═════ MATERIAL SUPPLIED
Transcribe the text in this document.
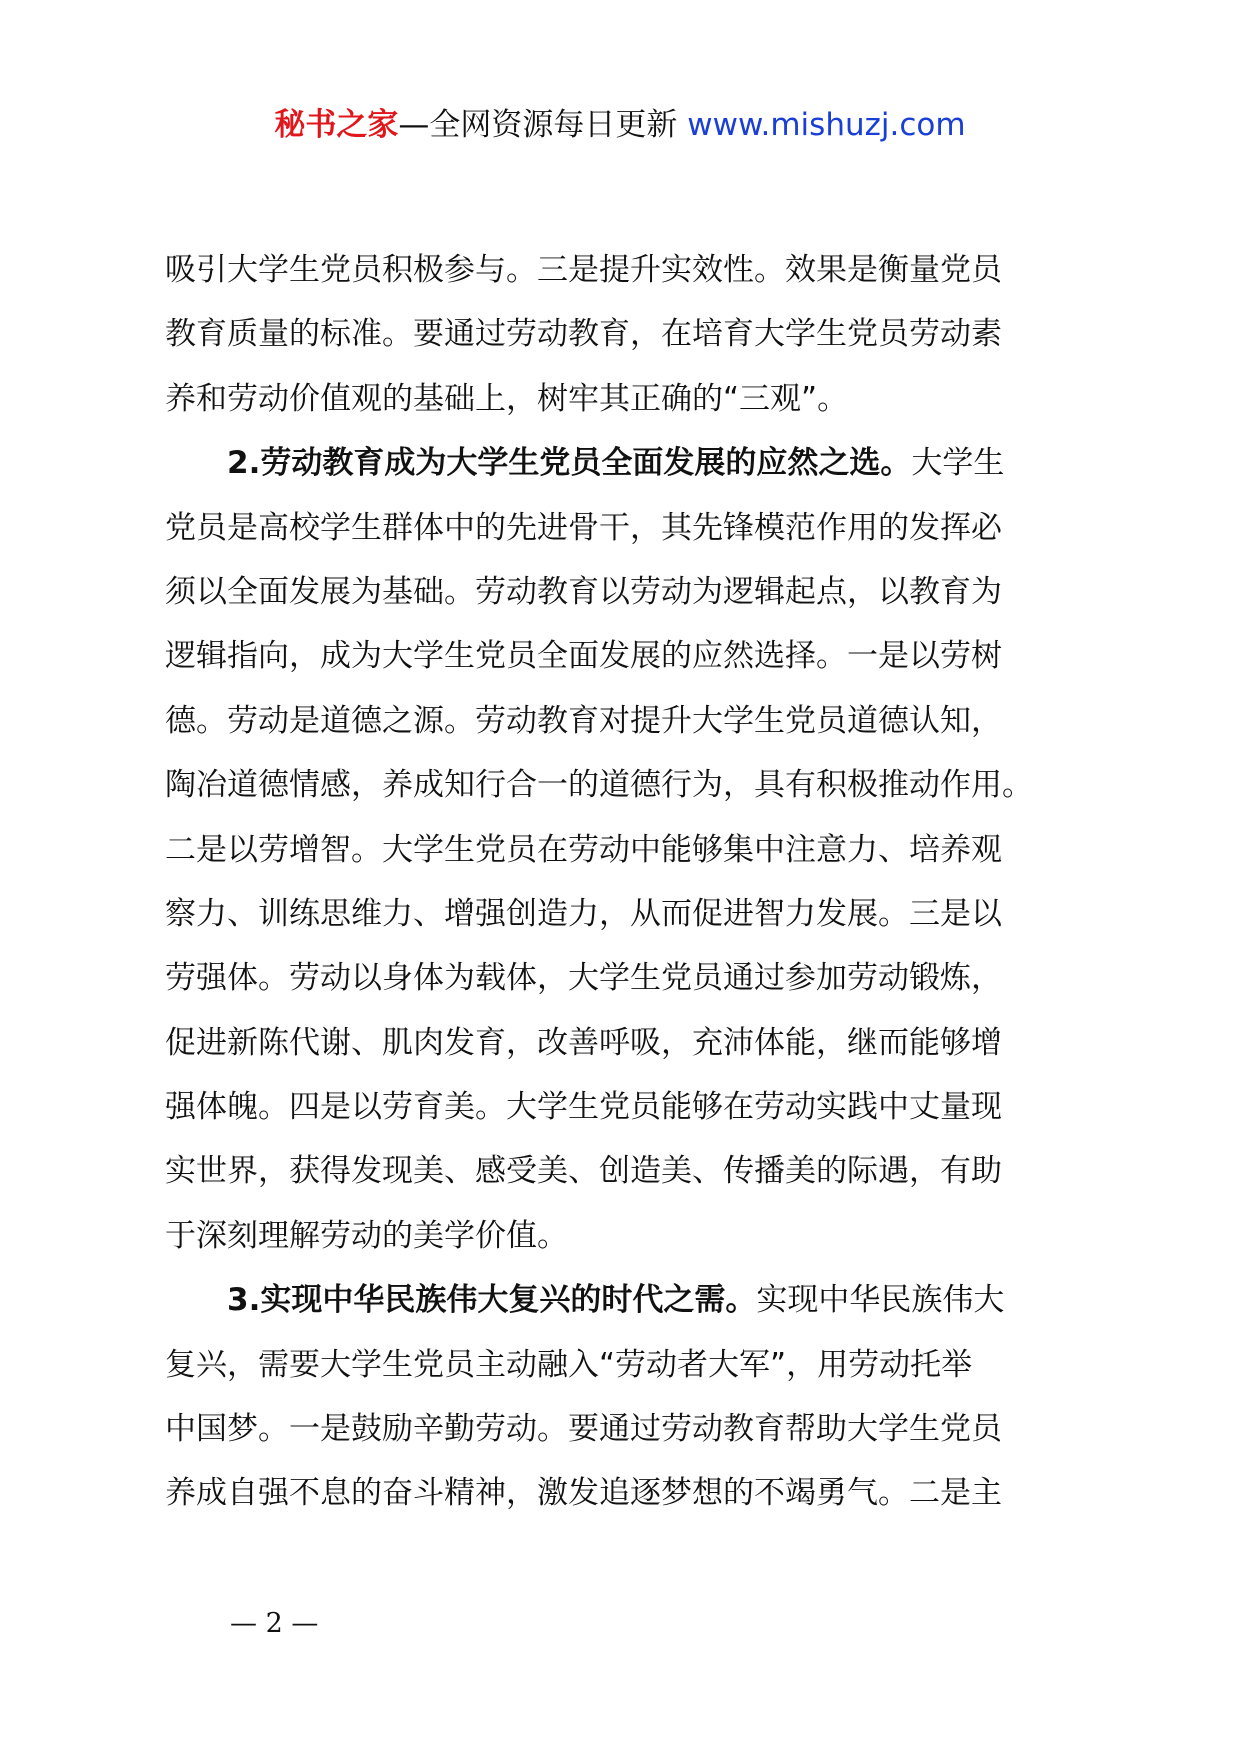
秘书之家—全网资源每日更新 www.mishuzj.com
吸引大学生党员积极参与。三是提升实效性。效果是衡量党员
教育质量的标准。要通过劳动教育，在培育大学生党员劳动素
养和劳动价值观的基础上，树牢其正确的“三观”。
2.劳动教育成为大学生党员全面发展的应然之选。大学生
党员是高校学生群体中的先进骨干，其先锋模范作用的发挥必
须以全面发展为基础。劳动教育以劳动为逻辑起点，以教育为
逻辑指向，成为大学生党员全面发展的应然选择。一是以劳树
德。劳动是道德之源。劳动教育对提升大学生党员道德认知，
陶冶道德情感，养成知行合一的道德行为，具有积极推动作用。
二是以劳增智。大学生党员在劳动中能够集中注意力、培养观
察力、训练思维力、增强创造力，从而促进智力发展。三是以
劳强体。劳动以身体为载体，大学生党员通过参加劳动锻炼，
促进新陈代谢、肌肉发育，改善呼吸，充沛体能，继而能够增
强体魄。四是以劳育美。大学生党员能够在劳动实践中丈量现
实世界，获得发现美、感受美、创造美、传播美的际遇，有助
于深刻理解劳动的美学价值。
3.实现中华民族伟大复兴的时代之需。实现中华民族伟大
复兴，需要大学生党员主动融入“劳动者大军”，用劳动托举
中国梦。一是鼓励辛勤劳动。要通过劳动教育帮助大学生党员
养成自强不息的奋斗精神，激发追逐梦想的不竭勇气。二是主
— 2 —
══════════
§ **SET PROBLEM**: Exclude the pictures and repeat every other part of the records word for word.

§ **WRITTEN SOLUTION**:
Transcribe the text in this document.
秘书之家—全网资源每日更新 www.mishuzj.com
吸引大学生党员积极参与。三是提升实效性。效果是衡量党员
教育质量的标准。要通过劳动教育，在培育大学生党员劳动素
养和劳动价值观的基础上，树牢其正确的“三观”。
2.劳动教育成为大学生党员全面发展的应然之选。大学生
党员是高校学生群体中的先进骨干，其先锋模范作用的发挥必
须以全面发展为基础。劳动教育以劳动为逻辑起点，以教育为
逻辑指向，成为大学生党员全面发展的应然选择。一是以劳树
德。劳动是道德之源。劳动教育对提升大学生党员道德认知，
陶冶道德情感，养成知行合一的道德行为，具有积极推动作用。
二是以劳增智。大学生党员在劳动中能够集中注意力、培养观
察力、训练思维力、增强创造力，从而促进智力发展。三是以
劳强体。劳动以身体为载体，大学生党员通过参加劳动锻炼，
促进新陈代谢、肌肉发育，改善呼吸，充沛体能，继而能够增
强体魄。四是以劳育美。大学生党员能够在劳动实践中丈量现
实世界，获得发现美、感受美、创造美、传播美的际遇，有助
于深刻理解劳动的美学价值。
3.实现中华民族伟大复兴的时代之需。实现中华民族伟大
复兴，需要大学生党员主动融入“劳动者大军”，用劳动托举
中国梦。一是鼓励辛勤劳动。要通过劳动教育帮助大学生党员
养成自强不息的奋斗精神，激发追逐梦想的不竭勇气。二是主
— 2 —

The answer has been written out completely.